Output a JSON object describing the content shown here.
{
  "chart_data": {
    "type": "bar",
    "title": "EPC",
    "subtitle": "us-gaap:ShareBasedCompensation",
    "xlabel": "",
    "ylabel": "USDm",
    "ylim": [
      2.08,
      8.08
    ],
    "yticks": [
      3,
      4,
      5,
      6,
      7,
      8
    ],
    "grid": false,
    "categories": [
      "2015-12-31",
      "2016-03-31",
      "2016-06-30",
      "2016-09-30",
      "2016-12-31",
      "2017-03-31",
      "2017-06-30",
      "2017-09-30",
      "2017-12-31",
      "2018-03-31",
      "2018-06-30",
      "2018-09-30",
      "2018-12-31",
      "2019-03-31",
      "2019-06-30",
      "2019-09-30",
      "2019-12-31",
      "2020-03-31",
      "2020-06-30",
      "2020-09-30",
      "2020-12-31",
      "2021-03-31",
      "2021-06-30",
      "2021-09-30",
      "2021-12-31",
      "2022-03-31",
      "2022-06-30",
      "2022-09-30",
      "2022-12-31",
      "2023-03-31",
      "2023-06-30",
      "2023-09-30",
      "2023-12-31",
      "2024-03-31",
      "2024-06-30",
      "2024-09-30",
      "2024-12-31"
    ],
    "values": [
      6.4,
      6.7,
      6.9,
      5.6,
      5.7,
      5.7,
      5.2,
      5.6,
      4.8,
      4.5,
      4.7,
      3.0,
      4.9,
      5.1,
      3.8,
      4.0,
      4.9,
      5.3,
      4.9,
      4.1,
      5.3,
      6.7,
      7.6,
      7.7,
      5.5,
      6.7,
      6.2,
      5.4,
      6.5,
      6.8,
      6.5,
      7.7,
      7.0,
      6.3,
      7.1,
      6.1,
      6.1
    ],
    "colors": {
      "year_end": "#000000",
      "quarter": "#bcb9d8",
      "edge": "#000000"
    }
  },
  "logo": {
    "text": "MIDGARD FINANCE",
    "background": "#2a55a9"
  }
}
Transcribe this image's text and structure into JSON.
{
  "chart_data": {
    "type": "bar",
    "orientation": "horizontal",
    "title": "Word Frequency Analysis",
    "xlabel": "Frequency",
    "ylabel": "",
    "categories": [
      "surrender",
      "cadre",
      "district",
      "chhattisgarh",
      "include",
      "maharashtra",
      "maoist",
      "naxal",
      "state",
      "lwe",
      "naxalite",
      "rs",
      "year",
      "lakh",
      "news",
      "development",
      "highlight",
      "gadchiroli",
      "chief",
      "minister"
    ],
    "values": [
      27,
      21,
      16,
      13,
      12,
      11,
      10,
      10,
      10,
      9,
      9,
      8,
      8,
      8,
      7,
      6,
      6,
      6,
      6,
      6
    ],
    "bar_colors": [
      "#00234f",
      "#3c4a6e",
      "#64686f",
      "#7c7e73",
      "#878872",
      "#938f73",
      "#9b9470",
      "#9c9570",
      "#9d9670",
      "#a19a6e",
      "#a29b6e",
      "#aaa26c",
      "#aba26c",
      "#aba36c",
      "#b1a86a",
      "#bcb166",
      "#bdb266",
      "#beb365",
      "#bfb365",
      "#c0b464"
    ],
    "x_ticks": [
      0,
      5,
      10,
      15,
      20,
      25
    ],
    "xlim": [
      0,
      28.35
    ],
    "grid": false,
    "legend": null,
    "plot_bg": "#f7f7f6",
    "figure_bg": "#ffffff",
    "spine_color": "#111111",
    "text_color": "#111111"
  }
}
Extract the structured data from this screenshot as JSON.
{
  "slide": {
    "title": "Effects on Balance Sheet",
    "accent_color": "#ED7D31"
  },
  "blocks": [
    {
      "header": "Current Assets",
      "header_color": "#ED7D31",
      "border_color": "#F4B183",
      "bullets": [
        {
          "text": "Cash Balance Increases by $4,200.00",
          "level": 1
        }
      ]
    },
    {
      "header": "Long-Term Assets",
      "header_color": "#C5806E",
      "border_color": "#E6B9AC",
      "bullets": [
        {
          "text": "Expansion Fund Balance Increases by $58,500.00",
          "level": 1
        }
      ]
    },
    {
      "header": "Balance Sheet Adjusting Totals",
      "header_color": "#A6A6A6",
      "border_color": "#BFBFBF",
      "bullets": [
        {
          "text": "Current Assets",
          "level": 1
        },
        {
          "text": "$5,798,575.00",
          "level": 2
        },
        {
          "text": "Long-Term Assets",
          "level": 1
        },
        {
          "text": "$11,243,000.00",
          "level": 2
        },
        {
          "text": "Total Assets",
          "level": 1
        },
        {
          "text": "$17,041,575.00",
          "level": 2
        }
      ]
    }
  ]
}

******

▸ **Task description**:
Search the entries for the word "Term", then gather every line that has it.

▸ **Task response**:
      "header": "Long-Term Assets",
          "text": "Long-Term Assets",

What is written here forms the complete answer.